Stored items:
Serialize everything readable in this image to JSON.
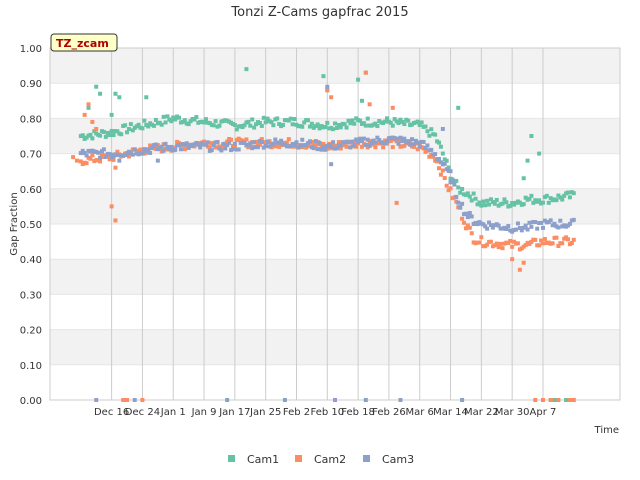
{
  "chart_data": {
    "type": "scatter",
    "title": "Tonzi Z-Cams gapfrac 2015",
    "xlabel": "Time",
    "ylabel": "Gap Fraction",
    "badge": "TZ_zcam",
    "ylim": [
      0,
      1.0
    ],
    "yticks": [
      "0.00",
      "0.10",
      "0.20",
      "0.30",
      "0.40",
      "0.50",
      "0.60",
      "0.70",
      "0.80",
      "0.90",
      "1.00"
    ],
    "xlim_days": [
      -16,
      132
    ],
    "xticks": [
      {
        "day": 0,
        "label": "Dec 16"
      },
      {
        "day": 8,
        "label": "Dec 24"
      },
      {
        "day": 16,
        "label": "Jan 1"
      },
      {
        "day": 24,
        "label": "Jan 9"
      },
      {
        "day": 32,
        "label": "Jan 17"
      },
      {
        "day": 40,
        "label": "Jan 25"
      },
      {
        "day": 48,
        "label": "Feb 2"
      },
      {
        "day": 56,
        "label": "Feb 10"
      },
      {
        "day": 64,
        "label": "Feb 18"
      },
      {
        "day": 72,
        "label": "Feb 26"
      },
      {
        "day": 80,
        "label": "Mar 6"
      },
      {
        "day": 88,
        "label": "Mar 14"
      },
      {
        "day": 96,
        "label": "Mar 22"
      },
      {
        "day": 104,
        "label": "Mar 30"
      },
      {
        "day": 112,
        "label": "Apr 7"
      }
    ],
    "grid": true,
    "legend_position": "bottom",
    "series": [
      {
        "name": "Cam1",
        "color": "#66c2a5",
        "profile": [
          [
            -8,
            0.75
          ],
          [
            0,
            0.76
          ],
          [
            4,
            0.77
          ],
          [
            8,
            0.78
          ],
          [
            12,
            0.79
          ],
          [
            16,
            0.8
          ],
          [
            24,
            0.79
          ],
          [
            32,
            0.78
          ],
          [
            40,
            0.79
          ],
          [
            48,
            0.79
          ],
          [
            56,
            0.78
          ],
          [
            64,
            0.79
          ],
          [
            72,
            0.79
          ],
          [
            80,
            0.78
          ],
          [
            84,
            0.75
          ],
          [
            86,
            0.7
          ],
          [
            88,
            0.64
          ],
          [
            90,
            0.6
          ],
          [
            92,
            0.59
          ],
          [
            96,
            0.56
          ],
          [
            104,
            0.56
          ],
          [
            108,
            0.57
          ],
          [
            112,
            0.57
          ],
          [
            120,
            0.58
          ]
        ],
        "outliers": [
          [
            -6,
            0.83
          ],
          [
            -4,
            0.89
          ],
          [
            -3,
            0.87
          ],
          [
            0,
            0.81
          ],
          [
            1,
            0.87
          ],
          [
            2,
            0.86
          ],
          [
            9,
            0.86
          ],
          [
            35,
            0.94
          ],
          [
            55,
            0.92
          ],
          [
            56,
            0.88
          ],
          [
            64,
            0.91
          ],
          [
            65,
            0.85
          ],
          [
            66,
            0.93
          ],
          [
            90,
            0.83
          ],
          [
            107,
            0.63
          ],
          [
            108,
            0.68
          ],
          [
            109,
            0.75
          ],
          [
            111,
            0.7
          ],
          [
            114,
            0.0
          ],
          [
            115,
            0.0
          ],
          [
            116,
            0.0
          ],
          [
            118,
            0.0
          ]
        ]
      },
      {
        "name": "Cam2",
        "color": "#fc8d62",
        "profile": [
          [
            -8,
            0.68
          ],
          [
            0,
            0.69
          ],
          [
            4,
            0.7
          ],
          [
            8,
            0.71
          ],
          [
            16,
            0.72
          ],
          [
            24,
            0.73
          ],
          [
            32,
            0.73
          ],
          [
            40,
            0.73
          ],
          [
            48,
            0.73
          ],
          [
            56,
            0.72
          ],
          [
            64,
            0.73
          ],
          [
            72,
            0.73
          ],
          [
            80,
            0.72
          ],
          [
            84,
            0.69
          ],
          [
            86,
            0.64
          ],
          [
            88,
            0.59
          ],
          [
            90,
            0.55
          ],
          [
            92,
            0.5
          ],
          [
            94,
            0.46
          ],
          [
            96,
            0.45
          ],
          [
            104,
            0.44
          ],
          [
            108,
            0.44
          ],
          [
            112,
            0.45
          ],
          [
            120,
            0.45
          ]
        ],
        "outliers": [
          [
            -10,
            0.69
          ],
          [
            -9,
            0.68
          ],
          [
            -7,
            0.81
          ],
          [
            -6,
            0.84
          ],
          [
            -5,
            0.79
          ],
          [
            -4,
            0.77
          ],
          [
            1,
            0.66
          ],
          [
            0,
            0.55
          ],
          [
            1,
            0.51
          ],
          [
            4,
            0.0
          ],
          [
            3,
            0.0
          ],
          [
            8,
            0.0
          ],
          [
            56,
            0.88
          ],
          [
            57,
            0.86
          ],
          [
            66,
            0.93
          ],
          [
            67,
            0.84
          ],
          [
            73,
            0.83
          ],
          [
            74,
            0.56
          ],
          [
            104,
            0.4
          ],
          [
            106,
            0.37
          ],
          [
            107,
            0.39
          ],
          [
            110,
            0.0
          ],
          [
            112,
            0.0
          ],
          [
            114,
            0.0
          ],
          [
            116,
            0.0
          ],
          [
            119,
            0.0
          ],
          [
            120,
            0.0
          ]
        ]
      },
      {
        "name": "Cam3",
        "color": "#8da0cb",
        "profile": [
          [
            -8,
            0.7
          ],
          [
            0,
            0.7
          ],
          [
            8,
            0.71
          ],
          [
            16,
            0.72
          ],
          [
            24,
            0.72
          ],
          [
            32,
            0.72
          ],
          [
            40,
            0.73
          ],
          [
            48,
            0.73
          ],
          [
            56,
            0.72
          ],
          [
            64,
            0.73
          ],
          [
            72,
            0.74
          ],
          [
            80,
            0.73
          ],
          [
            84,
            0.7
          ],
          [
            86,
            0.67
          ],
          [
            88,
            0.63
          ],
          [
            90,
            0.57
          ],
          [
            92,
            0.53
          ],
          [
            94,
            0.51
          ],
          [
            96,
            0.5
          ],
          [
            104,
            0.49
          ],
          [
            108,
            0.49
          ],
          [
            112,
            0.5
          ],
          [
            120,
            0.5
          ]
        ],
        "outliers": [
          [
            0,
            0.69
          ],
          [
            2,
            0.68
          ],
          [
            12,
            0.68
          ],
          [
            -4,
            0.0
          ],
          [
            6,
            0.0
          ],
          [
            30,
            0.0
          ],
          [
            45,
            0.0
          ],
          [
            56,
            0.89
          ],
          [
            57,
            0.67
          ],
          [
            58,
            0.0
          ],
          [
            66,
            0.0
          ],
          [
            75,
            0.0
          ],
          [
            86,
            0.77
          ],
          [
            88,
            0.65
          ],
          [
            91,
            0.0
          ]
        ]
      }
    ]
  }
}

...

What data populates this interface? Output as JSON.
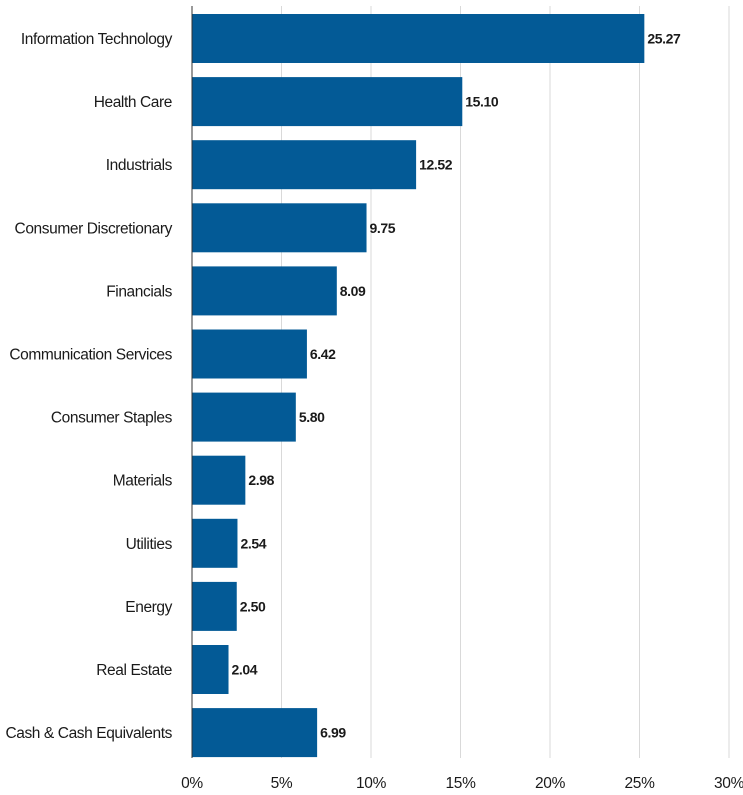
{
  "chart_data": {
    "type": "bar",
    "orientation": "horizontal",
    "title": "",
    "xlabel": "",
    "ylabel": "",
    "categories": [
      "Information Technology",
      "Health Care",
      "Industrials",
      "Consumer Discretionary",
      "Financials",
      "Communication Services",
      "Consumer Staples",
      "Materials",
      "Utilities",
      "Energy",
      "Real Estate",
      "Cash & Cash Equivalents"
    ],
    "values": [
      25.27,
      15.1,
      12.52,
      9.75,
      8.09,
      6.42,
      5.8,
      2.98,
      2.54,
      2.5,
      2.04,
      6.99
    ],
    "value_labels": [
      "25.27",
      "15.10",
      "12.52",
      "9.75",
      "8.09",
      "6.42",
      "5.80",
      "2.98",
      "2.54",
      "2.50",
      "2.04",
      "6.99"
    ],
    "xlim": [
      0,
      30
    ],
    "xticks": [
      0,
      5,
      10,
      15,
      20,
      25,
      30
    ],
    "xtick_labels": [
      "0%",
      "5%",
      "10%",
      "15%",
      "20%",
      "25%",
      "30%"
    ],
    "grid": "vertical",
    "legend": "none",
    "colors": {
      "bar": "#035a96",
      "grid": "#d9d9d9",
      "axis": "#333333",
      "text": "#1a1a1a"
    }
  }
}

...

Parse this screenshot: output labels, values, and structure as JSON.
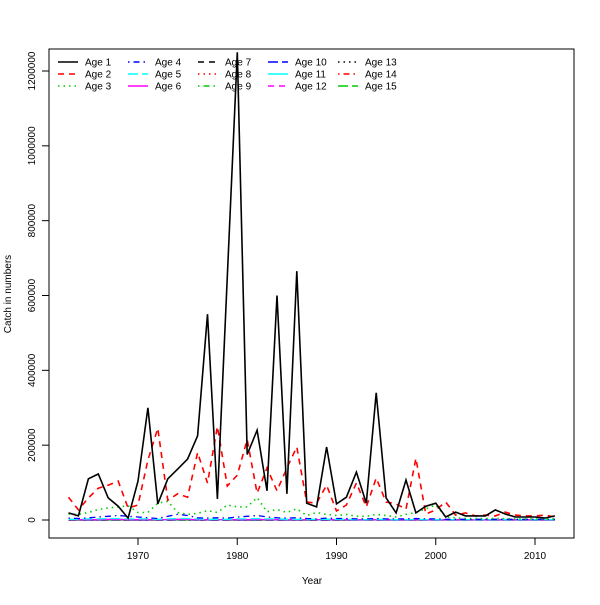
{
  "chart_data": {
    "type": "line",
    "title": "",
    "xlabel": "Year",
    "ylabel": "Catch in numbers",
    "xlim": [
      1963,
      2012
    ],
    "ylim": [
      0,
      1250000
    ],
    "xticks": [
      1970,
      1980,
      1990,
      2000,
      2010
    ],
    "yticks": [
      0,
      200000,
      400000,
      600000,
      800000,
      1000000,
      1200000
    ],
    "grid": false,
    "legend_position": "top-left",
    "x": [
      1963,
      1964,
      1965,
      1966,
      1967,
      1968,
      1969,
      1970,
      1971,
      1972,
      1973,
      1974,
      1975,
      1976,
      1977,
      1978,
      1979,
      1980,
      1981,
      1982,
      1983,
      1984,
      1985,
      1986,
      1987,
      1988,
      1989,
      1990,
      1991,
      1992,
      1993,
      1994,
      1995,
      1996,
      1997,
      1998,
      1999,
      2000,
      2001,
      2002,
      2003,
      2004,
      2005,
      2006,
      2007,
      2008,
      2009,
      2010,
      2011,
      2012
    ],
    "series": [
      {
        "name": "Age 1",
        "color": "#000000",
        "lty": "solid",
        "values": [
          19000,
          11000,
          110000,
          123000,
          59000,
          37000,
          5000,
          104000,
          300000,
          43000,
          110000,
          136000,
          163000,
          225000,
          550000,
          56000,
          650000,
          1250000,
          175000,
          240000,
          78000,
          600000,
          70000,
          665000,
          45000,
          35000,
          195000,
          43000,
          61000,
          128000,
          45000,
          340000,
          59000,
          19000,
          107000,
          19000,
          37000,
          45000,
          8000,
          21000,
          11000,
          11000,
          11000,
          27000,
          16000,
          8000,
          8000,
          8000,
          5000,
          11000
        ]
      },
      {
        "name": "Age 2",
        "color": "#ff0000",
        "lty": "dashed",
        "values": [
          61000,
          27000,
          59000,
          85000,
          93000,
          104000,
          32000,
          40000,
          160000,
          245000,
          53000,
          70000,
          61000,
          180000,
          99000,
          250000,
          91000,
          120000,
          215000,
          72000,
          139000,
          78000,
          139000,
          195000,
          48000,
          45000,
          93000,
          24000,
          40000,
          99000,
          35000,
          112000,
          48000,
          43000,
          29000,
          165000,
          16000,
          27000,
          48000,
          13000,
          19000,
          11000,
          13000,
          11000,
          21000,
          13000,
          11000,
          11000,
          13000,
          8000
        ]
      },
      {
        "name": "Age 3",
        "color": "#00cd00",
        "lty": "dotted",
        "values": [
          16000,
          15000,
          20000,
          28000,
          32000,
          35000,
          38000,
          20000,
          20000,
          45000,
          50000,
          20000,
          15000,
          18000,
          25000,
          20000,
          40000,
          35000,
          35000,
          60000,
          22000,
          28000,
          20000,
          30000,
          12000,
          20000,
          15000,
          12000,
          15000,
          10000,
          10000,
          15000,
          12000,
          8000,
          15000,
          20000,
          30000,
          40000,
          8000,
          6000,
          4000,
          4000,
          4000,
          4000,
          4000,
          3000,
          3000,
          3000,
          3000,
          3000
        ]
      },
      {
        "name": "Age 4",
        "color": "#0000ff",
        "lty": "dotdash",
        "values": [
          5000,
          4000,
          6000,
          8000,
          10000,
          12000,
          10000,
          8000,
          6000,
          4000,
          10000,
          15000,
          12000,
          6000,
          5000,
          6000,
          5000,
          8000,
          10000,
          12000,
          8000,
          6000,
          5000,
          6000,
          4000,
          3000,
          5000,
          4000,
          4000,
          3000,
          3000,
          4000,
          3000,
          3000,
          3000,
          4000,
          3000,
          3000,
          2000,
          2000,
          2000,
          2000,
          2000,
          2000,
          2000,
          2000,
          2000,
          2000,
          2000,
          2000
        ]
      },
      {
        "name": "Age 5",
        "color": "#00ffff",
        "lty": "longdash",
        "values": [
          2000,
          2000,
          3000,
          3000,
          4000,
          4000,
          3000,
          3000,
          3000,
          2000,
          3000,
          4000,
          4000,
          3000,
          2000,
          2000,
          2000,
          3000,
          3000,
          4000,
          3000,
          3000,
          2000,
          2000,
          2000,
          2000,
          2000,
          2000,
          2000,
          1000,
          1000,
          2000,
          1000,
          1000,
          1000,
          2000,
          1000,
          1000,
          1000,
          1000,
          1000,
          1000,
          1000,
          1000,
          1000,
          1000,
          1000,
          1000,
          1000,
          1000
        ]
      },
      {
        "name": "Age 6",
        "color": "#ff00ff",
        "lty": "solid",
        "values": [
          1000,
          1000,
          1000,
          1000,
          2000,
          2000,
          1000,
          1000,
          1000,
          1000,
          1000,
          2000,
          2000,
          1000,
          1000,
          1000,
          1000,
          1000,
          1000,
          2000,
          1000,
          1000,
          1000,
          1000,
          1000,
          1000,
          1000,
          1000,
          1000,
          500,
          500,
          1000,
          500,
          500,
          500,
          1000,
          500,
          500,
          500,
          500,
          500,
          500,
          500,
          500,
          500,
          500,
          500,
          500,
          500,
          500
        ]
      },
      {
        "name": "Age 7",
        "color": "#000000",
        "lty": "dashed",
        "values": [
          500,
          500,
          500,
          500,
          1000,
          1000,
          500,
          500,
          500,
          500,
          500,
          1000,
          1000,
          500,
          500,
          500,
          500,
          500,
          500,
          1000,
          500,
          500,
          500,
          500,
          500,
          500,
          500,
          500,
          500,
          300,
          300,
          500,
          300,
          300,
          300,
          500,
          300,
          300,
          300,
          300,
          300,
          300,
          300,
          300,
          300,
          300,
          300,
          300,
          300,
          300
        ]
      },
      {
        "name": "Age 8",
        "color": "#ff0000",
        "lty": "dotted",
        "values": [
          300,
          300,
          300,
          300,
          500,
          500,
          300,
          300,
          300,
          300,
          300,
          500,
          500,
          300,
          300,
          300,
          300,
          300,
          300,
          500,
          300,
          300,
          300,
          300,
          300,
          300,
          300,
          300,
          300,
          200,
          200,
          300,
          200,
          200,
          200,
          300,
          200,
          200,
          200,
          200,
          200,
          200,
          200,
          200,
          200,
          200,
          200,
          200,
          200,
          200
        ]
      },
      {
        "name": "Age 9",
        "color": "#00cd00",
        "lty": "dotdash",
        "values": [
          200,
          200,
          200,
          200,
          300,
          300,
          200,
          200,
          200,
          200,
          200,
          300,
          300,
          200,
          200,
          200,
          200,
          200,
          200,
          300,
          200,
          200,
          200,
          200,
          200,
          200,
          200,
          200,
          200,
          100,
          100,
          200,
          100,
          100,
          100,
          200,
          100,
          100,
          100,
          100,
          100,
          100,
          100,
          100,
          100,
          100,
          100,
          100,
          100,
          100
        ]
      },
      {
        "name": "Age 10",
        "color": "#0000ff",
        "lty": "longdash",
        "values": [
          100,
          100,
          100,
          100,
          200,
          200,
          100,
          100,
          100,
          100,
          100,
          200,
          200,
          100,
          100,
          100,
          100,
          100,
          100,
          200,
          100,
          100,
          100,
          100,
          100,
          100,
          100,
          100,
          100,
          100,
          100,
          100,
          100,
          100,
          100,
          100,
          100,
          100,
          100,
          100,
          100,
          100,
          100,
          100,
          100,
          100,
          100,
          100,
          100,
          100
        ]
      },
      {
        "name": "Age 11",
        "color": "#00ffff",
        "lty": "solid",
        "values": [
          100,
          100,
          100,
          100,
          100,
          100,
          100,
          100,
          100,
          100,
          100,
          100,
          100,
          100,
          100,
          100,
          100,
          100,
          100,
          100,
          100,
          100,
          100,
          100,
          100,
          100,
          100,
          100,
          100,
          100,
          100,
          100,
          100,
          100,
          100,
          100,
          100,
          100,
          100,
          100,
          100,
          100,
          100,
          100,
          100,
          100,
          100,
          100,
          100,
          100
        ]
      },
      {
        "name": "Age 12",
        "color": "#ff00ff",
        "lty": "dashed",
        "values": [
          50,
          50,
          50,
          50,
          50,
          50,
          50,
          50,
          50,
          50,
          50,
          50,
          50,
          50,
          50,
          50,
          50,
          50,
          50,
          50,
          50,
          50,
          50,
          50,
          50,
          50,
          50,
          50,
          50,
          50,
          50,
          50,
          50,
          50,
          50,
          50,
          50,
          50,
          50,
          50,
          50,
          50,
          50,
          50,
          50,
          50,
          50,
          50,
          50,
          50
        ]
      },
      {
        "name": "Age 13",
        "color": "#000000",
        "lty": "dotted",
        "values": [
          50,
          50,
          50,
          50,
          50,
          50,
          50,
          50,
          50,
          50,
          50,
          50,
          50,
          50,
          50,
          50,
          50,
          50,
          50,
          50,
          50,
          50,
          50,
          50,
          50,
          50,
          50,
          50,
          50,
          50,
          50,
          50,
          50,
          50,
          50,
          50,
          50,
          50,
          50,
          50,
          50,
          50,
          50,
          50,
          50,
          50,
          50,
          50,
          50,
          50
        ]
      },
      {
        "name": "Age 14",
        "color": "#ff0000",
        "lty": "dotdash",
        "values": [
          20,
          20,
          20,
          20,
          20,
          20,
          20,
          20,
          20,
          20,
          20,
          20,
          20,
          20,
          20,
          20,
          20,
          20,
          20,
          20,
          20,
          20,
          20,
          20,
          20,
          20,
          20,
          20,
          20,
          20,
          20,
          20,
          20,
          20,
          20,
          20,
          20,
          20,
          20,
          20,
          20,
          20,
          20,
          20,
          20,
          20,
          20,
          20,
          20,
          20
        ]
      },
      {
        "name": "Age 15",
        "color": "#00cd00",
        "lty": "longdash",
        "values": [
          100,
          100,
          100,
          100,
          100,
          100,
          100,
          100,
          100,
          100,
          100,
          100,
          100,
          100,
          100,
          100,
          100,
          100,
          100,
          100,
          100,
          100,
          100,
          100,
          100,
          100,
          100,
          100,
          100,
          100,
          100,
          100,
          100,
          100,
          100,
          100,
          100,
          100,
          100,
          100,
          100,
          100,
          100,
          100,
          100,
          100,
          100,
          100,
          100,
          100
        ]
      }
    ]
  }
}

● Goal of the exercise
Read through the lines above and collect those that contain the string "grid".

● Finished task
    "grid": true,
    "grid": "vertical",
      "grid": "#d9d9d9",
    "grid": false,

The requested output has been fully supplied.